Task description | Restate the records below word for word, and omit the images they hold.

Lines of data:
╔══

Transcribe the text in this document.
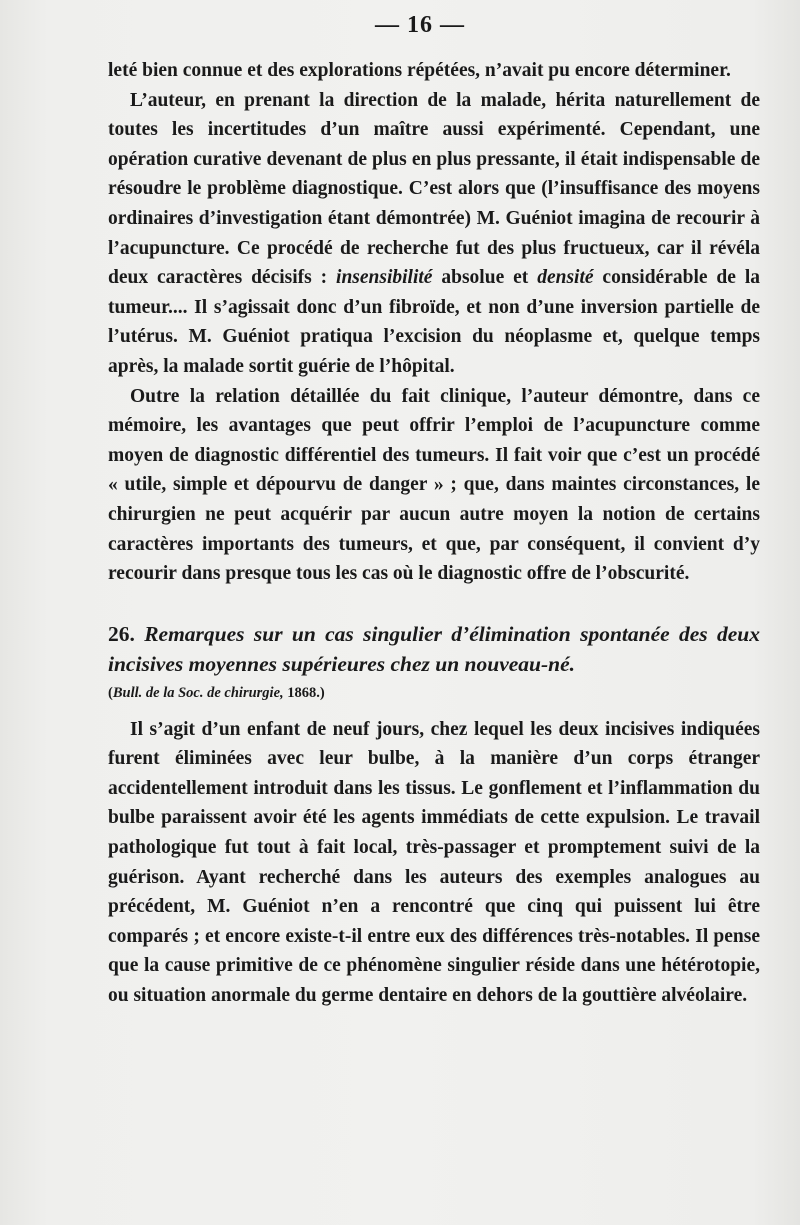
— 16 —

leté bien connue et des explorations répétées, n’avait pu encore déterminer.

L’auteur, en prenant la direction de la malade, hérita naturellement de toutes les incertitudes d’un maître aussi expérimenté. Cependant, une opération curative devenant de plus en plus pressante, il était indispensable de résoudre le problème diagnostique. C’est alors que (l’insuffisance des moyens ordinaires d’investigation étant démontrée) M. Guéniot imagina de recourir à l’acupuncture. Ce procédé de recherche fut des plus fructueux, car il révéla deux caractères décisifs : insensibilité absolue et densité considérable de la tumeur.... Il s’agissait donc d’un fibroïde, et non d’une inversion partielle de l’utérus. M. Guéniot pratiqua l’excision du néoplasme et, quelque temps après, la malade sortit guérie de l’hôpital.

Outre la relation détaillée du fait clinique, l’auteur démontre, dans ce mémoire, les avantages que peut offrir l’emploi de l’acupuncture comme moyen de diagnostic différentiel des tumeurs. Il fait voir que c’est un procédé « utile, simple et dépourvu de danger » ; que, dans maintes circonstances, le chirurgien ne peut acquérir par aucun autre moyen la notion de certains caractères importants des tumeurs, et que, par conséquent, il convient d’y recourir dans presque tous les cas où le diagnostic offre de l’obscurité.

26. Remarques sur un cas singulier d’élimination spontanée des deux incisives moyennes supérieures chez un nouveau-né.

(Bull. de la Soc. de chirurgie, 1868.)

Il s’agit d’un enfant de neuf jours, chez lequel les deux incisives indiquées furent éliminées avec leur bulbe, à la manière d’un corps étranger accidentellement introduit dans les tissus. Le gonflement et l’inflammation du bulbe paraissent avoir été les agents immédiats de cette expulsion. Le travail pathologique fut tout à fait local, très-passager et promptement suivi de la guérison. Ayant recherché dans les auteurs des exemples analogues au précédent, M. Guéniot n’en a rencontré que cinq qui puissent lui être comparés ; et encore existe-t-il entre eux des différences très-notables. Il pense que la cause primitive de ce phénomène singulier réside dans une hétérotopie, ou situation anormale du germe dentaire en dehors de la gouttière alvéolaire.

╚══

Answer to this problem |
Transcribe the text in this document.
— 16 —

leté bien connue et des explorations répétées, n’avait pu encore déterminer.

L’auteur, en prenant la direction de la malade, hérita naturellement de toutes les incertitudes d’un maître aussi expérimenté. Cependant, une opération curative devenant de plus en plus pressante, il était indispensable de résoudre le problème diagnostique. C’est alors que (l’insuffisance des moyens ordinaires d’investigation étant démontrée) M. Guéniot imagina de recourir à l’acupuncture. Ce procédé de recherche fut des plus fructueux, car il révéla deux caractères décisifs : insensibilité absolue et densité considérable de la tumeur.... Il s’agissait donc d’un fibroïde, et non d’une inversion partielle de l’utérus. M. Guéniot pratiqua l’excision du néoplasme et, quelque temps après, la malade sortit guérie de l’hôpital.

Outre la relation détaillée du fait clinique, l’auteur démontre, dans ce mémoire, les avantages que peut offrir l’emploi de l’acupuncture comme moyen de diagnostic différentiel des tumeurs. Il fait voir que c’est un procédé « utile, simple et dépourvu de danger » ; que, dans maintes circonstances, le chirurgien ne peut acquérir par aucun autre moyen la notion de certains caractères importants des tumeurs, et que, par conséquent, il convient d’y recourir dans presque tous les cas où le diagnostic offre de l’obscurité.

26. Remarques sur un cas singulier d’élimination spontanée des deux incisives moyennes supérieures chez un nouveau-né.

(Bull. de la Soc. de chirurgie, 1868.)

Il s’agit d’un enfant de neuf jours, chez lequel les deux incisives indiquées furent éliminées avec leur bulbe, à la manière d’un corps étranger accidentellement introduit dans les tissus. Le gonflement et l’inflammation du bulbe paraissent avoir été les agents immédiats de cette expulsion. Le travail pathologique fut tout à fait local, très-passager et promptement suivi de la guérison. Ayant recherché dans les auteurs des exemples analogues au précédent, M. Guéniot n’en a rencontré que cinq qui puissent lui être comparés ; et encore existe-t-il entre eux des différences très-notables. Il pense que la cause primitive de ce phénomène singulier réside dans une hétérotopie, ou situation anormale du germe dentaire en dehors de la gouttière alvéolaire.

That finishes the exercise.